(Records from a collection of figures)
⟨
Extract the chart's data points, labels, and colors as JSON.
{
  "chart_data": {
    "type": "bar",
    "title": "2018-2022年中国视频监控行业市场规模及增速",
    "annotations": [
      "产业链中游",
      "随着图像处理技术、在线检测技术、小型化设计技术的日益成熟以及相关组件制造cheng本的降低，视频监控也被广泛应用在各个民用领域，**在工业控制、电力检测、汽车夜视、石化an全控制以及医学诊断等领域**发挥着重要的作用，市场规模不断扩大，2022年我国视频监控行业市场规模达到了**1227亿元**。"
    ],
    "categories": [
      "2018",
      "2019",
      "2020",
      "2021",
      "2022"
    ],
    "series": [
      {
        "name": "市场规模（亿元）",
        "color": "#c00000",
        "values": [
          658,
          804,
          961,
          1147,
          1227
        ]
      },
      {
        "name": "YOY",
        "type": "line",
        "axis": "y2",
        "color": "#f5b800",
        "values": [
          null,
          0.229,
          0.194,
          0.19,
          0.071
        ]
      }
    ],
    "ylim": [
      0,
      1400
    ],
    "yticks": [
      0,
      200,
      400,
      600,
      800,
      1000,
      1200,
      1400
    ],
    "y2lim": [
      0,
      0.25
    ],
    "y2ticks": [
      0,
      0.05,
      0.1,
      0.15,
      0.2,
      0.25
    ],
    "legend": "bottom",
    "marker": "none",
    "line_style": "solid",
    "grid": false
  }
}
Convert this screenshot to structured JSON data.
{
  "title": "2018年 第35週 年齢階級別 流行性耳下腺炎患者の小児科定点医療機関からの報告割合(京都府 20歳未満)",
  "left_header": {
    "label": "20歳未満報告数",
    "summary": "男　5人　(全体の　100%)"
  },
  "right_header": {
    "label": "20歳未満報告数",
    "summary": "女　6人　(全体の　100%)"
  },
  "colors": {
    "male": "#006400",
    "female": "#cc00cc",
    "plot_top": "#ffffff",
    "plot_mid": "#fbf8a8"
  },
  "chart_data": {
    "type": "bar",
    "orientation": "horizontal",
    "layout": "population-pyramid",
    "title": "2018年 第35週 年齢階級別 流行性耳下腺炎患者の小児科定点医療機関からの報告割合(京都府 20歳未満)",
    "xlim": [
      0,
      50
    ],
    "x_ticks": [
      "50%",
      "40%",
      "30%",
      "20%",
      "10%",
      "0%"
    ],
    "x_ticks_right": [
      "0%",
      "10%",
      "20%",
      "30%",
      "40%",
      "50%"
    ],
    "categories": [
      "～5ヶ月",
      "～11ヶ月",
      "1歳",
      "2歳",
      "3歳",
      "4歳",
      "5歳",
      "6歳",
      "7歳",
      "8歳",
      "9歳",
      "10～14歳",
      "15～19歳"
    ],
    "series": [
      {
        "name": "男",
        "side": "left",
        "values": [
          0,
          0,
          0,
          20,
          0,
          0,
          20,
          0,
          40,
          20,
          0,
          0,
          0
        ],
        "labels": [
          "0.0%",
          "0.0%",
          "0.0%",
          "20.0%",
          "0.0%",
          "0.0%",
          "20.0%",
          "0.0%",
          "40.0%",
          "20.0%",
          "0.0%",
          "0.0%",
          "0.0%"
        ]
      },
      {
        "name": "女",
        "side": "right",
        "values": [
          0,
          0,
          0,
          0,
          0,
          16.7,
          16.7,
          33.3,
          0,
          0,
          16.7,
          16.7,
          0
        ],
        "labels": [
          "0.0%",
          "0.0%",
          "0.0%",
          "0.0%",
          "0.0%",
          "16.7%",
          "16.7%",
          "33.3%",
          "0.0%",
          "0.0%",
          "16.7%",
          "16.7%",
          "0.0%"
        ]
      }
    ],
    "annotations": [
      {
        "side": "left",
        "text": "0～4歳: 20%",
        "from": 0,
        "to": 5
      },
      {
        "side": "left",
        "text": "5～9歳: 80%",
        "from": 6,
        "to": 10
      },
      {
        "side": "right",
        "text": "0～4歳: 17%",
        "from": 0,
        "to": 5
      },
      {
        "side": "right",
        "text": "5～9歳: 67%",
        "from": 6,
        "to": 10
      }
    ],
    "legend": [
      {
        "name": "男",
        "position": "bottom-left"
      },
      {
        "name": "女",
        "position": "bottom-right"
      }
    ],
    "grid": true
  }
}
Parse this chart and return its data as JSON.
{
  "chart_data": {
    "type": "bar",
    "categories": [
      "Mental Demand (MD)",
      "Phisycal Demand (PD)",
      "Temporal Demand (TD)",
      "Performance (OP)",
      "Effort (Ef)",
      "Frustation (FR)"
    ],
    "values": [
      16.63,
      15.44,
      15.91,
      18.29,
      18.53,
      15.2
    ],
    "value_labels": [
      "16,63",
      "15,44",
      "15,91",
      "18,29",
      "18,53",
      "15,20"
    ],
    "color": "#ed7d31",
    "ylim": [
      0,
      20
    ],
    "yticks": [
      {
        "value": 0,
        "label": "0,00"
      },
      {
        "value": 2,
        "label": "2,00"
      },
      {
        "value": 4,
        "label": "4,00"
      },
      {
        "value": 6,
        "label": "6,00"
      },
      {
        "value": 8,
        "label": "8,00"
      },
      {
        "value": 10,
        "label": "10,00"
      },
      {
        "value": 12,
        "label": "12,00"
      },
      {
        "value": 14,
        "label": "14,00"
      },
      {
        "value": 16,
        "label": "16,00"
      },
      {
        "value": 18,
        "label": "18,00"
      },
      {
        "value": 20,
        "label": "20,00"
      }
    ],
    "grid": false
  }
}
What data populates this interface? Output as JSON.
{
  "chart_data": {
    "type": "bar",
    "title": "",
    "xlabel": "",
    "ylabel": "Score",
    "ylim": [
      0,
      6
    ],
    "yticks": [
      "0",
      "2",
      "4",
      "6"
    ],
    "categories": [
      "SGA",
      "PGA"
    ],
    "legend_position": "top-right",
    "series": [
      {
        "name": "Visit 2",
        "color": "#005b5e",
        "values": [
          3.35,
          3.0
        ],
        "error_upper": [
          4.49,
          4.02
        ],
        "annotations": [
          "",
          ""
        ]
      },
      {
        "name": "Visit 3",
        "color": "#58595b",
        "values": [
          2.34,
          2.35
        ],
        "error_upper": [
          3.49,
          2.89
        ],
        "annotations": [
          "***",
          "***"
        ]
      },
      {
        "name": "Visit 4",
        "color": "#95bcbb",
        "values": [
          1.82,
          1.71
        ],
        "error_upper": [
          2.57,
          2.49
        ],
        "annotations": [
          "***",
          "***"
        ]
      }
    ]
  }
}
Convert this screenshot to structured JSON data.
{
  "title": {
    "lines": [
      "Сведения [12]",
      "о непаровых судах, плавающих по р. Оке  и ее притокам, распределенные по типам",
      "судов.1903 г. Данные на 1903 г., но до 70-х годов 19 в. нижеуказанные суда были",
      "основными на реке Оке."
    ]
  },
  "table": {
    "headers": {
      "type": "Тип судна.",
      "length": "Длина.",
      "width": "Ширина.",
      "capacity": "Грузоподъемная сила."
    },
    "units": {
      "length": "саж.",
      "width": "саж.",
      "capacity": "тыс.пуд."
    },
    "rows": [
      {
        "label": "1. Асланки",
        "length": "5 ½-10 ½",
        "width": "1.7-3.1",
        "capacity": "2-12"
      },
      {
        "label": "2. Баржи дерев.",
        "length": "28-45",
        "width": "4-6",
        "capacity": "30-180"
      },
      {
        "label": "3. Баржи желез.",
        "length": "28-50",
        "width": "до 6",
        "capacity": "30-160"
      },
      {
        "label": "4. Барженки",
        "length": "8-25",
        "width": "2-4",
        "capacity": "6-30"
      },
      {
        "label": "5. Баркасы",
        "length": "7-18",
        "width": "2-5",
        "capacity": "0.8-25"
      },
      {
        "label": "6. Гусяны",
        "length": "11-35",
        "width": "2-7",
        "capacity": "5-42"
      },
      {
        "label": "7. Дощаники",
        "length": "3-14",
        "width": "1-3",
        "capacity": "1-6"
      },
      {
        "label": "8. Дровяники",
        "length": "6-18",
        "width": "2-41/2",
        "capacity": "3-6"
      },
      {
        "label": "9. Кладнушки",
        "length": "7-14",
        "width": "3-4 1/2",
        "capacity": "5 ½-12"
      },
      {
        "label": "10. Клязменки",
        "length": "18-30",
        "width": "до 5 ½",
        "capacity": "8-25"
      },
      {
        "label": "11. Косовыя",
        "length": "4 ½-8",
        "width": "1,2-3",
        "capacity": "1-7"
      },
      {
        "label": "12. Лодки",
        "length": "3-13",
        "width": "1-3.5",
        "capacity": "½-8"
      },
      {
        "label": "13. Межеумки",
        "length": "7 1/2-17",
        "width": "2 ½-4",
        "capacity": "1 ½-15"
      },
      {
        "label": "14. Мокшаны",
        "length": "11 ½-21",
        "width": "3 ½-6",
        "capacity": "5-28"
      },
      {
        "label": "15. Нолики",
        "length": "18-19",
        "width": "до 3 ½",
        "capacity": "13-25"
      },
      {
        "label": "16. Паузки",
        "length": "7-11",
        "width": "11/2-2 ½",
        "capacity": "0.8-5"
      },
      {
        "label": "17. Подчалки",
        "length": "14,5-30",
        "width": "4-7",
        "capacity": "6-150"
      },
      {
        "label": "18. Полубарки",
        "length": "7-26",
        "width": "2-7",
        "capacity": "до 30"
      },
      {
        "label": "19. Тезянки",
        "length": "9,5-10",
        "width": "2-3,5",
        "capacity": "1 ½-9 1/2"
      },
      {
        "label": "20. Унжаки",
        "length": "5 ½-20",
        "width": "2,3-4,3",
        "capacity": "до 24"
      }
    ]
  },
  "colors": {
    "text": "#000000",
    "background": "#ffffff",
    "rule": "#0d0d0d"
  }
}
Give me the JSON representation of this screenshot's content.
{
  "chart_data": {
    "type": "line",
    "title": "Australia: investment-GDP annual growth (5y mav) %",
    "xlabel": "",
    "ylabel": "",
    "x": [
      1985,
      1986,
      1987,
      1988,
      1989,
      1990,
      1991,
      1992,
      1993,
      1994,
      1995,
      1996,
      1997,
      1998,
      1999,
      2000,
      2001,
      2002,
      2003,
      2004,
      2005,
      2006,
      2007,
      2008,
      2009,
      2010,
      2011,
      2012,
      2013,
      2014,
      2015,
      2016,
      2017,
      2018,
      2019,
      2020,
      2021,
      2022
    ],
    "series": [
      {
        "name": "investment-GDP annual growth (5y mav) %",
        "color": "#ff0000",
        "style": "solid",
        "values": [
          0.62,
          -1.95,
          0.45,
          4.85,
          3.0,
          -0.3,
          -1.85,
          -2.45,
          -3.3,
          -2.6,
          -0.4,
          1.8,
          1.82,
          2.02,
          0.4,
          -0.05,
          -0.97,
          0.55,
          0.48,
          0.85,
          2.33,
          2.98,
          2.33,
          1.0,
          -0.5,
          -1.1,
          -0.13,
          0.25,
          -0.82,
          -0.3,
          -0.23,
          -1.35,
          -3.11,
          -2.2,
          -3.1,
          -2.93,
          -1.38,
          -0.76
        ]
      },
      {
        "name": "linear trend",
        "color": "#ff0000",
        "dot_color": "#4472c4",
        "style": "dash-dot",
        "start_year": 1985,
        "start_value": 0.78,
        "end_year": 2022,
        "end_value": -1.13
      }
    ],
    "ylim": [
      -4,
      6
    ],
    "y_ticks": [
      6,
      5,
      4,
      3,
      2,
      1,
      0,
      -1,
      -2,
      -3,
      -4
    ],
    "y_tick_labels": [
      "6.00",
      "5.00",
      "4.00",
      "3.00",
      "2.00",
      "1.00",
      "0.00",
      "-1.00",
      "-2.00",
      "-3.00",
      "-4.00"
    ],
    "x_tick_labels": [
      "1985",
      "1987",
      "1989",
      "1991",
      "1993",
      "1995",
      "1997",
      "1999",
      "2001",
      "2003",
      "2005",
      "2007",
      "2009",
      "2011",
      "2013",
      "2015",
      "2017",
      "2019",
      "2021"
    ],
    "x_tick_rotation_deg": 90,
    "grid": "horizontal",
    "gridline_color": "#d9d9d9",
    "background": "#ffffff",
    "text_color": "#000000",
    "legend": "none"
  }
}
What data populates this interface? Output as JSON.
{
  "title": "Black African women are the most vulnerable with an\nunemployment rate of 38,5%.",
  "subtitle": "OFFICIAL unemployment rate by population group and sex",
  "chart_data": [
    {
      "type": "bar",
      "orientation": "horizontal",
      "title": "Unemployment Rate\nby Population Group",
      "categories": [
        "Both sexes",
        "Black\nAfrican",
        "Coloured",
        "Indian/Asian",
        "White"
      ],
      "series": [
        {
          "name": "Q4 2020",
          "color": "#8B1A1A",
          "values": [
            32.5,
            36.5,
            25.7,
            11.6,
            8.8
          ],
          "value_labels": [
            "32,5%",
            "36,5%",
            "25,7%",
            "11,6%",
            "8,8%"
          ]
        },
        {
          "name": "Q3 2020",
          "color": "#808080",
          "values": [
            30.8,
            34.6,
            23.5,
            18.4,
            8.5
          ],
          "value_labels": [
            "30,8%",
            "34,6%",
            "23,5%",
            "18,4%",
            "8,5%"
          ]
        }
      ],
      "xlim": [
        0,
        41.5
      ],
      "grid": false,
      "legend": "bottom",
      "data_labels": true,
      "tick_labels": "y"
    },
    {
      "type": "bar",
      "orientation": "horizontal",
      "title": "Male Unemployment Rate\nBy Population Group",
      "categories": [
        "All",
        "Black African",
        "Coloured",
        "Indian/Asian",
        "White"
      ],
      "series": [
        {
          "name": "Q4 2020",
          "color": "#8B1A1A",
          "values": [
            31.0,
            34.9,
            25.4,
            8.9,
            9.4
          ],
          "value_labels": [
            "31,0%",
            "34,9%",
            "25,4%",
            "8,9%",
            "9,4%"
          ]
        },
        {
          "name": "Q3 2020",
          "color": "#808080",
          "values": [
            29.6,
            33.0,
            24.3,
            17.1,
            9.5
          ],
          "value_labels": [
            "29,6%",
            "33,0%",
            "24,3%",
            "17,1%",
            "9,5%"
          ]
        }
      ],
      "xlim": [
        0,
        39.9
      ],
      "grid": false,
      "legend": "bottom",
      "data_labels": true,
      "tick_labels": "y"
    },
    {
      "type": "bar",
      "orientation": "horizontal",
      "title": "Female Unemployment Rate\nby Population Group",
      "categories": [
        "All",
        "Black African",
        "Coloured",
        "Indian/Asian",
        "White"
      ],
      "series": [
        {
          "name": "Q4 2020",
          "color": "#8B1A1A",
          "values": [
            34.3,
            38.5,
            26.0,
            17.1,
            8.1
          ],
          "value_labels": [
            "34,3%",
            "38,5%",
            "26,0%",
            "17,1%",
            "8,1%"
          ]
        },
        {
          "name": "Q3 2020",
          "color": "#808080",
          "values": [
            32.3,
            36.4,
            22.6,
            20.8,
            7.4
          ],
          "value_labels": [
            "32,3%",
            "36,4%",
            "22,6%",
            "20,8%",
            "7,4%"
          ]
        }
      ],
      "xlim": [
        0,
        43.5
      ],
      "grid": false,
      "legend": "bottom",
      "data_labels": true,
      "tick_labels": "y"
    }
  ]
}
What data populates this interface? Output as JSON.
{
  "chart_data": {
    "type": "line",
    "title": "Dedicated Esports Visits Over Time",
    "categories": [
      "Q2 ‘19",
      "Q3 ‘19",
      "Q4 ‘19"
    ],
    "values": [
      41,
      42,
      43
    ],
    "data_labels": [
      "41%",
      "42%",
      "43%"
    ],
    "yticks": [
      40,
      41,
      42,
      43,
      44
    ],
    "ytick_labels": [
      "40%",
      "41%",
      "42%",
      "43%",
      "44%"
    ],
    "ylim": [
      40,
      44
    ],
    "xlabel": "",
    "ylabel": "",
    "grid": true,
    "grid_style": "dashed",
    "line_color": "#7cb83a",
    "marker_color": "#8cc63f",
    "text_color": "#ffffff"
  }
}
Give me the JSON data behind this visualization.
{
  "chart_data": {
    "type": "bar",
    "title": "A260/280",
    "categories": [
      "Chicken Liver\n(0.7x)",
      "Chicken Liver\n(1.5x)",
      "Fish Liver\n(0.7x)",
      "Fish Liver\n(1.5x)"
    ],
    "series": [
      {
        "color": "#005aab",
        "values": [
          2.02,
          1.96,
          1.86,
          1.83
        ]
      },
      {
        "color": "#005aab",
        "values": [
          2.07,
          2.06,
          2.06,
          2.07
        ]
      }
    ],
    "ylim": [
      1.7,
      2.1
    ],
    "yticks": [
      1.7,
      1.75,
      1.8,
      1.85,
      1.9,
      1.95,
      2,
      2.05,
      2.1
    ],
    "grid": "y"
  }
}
⟩
**Written request**
Select every line where the word "Black" occurs.

**Task answer**
  "title": "Black African women are the most vulnerable with an\nunemployment rate of 38,5%.",
        "Black\nAfrican",
        "Black African",
        "Black African",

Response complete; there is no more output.